### [ИСХОДНЫЙ ТЕКСТ]
Действия можно выразить не только в словесной форме, но и с помощью символов. Поучения в словесной форме – это, например, дельфийские изречения «ничего слишком» или «познай себя». Примерами же поучения в символах может быть обычай (заимствованный у египтян) устанавливать в храмах вращающиеся колеса. Символическое значение имеют [также и] ветви, которые раздаются пришедшим на поклонение.18

До некоторой степени такое понимание символа может считаться противоположным полюсом по отношению к пифагорейским акусмам, а наиболее близким – к символизму египетской иероглифики (недаром Дионисий в качестве первого примера приводит именно египетский обычай).

Во всех перечисленных контекстах Климент хотя и стремится доказать универсальность символизма в разных религиях и философских учениях, он, тем не менее, не может позволить себе игнорировать специфические черты каждой обсуждаемой традиции, и понятие σύµβολον в каждом случае приобретает свои особые черты – почти всюду ограничивающие ту онтологическую глубину, которую вкладывает в него Климент, когда исходит из своих собственных убеждений.

### [ОТОБРАЖАЕМЫЕ СВЕДЕНИЯ]
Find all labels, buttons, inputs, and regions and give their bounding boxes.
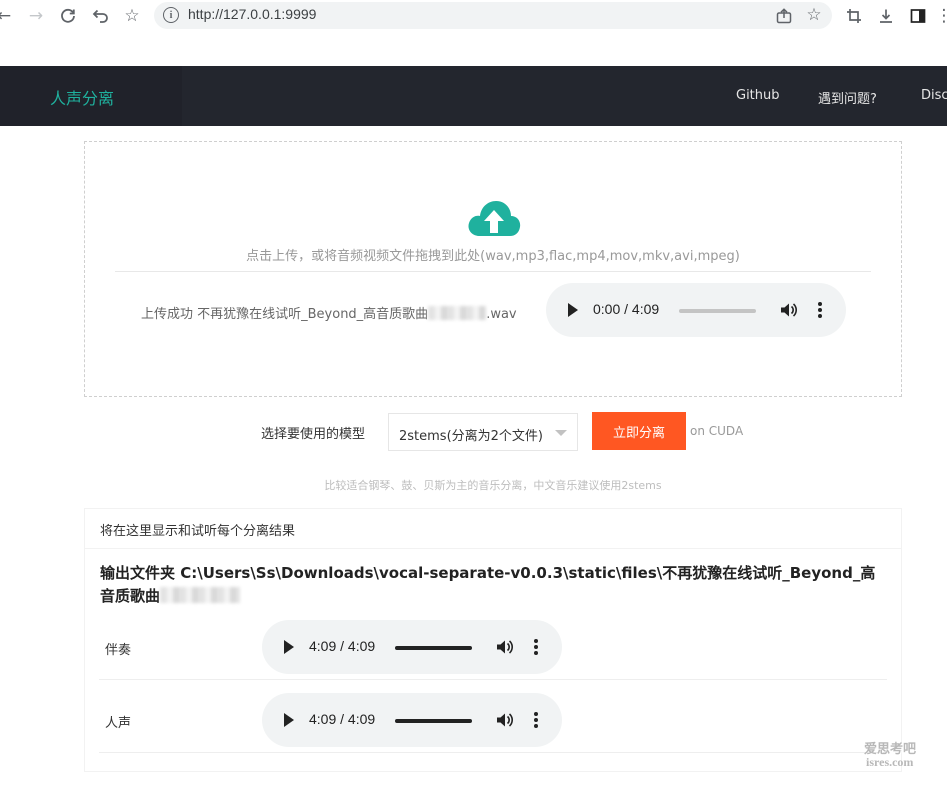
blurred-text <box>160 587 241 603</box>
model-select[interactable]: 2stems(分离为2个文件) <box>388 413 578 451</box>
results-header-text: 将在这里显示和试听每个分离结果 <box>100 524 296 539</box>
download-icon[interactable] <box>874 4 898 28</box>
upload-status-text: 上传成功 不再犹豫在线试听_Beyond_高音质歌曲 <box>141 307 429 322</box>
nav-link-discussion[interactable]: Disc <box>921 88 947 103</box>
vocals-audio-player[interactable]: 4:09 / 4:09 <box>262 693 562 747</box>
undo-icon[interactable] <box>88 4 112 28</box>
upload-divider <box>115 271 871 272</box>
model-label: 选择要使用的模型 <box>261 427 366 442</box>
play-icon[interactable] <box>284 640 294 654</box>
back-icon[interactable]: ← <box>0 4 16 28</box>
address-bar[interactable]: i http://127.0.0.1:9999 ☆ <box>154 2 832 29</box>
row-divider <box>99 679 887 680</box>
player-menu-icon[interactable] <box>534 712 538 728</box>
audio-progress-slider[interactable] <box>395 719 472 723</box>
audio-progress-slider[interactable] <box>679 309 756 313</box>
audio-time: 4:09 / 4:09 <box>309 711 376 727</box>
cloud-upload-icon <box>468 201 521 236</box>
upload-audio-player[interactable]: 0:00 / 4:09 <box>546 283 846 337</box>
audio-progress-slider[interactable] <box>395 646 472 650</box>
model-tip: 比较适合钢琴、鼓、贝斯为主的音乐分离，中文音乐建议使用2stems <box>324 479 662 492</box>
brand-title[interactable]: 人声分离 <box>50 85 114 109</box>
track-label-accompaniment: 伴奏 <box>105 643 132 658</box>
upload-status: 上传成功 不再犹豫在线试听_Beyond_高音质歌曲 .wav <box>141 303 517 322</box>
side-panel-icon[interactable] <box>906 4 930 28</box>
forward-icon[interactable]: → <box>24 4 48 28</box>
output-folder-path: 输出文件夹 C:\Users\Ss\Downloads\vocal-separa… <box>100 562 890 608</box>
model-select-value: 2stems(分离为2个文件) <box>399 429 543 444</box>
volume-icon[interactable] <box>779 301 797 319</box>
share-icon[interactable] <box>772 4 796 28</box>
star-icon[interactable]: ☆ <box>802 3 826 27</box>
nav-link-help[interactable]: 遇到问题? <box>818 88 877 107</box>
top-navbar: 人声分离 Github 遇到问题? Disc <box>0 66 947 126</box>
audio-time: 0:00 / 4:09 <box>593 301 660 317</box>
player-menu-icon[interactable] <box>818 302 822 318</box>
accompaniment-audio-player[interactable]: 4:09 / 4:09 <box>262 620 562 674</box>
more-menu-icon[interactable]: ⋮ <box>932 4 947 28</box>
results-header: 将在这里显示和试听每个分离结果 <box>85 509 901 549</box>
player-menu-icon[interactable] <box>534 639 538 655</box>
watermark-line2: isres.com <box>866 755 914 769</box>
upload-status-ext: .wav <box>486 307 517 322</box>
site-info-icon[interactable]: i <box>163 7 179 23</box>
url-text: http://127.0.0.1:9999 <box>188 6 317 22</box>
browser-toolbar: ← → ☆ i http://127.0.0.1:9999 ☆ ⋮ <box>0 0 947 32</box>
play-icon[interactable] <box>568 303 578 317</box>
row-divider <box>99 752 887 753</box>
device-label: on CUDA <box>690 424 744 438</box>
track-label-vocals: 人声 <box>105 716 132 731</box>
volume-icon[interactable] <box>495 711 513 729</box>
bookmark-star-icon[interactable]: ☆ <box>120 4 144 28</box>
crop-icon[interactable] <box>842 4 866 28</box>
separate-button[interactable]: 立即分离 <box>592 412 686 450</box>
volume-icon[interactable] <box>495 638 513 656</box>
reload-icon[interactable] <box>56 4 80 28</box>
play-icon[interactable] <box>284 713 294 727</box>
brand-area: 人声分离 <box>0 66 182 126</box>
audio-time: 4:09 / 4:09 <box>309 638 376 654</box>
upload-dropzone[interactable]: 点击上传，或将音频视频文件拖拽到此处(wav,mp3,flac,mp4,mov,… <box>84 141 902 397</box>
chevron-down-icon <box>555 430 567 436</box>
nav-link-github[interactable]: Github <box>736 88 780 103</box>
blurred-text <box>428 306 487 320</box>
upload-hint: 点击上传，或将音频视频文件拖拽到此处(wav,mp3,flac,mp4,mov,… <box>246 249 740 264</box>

### [ПИСЬМЕННОЕ ЗАДАНИЕ 1]
Перепишите из исходного текста фрагмент между «До некоторой степени» и «своих собственных убеждений.» включительно.
### [ПИСЬМЕННОЕ ЗАДАНИЕ 2]
Сколько строк записей содержат строку «人声分离»? В ответе укажите только число.

### [ОТВЕТ 1]
До некоторой степени такое понимание символа может считаться противоположным полюсом по отношению к пифагорейским акусмам, а наиболее близким – к символизму египетской иероглифики (недаром Дионисий в качестве первого примера приводит именно египетский обычай).

Во всех перечисленных контекстах Климент хотя и стремится доказать универсальность символизма в разных религиях и философских учениях, он, тем не менее, не может позволить себе игнорировать специфические черты каждой обсуждаемой традиции, и понятие σύµβολον в каждом случае приобретает свои особые черты – почти всюду ограничивающие ту онтологическую глубину, которую вкладывает в него Климент, когда исходит из своих собственных убеждений.

### [ОТВЕТ 2]
3